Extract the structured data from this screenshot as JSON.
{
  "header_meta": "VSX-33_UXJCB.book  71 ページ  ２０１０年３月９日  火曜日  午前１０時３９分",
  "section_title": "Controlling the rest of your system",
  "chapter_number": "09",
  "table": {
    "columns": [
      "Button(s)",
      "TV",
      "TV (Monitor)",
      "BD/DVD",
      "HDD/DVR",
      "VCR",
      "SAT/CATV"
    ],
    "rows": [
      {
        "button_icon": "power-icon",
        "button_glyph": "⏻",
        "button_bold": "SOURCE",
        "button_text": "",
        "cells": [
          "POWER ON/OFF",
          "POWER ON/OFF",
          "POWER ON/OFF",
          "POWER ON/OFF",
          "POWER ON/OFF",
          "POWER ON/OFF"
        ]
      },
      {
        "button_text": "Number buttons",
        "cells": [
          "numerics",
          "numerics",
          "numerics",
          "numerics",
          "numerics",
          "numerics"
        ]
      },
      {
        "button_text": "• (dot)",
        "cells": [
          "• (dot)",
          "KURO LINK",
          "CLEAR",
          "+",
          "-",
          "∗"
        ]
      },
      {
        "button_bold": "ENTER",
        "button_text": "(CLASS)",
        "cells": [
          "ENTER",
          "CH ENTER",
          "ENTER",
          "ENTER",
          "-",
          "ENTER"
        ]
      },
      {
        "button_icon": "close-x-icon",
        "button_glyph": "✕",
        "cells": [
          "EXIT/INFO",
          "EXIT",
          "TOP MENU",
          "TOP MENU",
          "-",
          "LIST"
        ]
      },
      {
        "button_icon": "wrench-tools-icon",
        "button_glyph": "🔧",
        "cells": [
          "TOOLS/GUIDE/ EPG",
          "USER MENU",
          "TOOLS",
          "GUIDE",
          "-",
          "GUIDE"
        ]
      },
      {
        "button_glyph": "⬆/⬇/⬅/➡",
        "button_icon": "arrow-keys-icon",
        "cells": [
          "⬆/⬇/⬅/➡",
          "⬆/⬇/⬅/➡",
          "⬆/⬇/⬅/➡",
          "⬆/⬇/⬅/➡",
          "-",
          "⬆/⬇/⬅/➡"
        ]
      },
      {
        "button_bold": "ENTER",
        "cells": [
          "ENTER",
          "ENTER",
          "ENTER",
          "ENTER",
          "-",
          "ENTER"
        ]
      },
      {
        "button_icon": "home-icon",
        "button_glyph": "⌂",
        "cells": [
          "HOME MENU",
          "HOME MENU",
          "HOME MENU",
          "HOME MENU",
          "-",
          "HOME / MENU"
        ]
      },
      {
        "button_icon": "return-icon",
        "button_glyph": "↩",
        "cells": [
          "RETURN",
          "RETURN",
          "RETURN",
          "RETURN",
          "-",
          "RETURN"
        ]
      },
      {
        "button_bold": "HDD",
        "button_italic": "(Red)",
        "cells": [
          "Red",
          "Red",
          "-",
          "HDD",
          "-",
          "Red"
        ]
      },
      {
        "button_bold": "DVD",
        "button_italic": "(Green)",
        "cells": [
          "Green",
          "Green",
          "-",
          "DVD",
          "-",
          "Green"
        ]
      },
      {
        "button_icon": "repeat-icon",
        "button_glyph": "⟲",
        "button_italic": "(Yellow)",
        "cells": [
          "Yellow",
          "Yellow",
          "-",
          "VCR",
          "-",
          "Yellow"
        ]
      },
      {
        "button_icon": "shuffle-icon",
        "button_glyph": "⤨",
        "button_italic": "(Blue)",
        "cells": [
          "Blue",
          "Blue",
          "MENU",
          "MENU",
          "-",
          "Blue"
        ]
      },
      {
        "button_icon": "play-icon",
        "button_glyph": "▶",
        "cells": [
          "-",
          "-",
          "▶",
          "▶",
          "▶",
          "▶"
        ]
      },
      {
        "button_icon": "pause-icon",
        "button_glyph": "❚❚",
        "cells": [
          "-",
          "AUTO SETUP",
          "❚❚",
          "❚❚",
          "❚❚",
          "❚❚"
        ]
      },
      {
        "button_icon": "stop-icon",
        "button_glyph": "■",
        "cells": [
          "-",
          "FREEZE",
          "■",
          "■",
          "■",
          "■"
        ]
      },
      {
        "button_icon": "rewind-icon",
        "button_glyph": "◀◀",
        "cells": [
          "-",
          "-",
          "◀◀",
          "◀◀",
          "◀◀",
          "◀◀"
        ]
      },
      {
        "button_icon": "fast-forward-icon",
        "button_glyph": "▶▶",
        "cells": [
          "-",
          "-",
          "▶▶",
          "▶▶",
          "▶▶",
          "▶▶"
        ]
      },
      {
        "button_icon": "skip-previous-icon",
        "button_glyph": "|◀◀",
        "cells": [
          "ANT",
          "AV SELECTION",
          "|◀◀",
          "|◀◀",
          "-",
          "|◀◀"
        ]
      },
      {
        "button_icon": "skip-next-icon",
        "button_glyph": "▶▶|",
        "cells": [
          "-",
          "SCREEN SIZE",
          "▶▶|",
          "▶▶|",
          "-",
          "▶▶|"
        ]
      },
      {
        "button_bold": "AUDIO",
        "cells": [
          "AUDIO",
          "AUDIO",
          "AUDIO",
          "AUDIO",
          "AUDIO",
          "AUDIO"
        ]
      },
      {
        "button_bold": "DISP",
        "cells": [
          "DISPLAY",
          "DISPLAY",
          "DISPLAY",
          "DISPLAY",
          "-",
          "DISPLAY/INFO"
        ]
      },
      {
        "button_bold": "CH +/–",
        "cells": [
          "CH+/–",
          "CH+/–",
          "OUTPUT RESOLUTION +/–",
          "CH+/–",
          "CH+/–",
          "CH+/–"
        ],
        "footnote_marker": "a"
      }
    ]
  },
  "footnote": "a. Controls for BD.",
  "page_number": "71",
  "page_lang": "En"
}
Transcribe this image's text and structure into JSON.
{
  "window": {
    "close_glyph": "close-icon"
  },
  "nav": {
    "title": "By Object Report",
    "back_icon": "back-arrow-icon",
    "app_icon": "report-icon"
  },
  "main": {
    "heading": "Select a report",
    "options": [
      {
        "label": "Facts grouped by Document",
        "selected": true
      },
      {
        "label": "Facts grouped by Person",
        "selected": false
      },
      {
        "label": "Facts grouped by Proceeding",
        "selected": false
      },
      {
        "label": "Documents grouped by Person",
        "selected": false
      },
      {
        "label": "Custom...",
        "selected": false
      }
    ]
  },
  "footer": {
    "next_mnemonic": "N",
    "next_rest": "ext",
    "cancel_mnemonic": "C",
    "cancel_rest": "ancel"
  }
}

> [Task to carry out]: Check each line of the records above for the string "arrow", and report every line that has it.

> [Response to the task]:
        "button_icon": "arrow-keys-icon",
    "back_icon": "back-arrow-icon",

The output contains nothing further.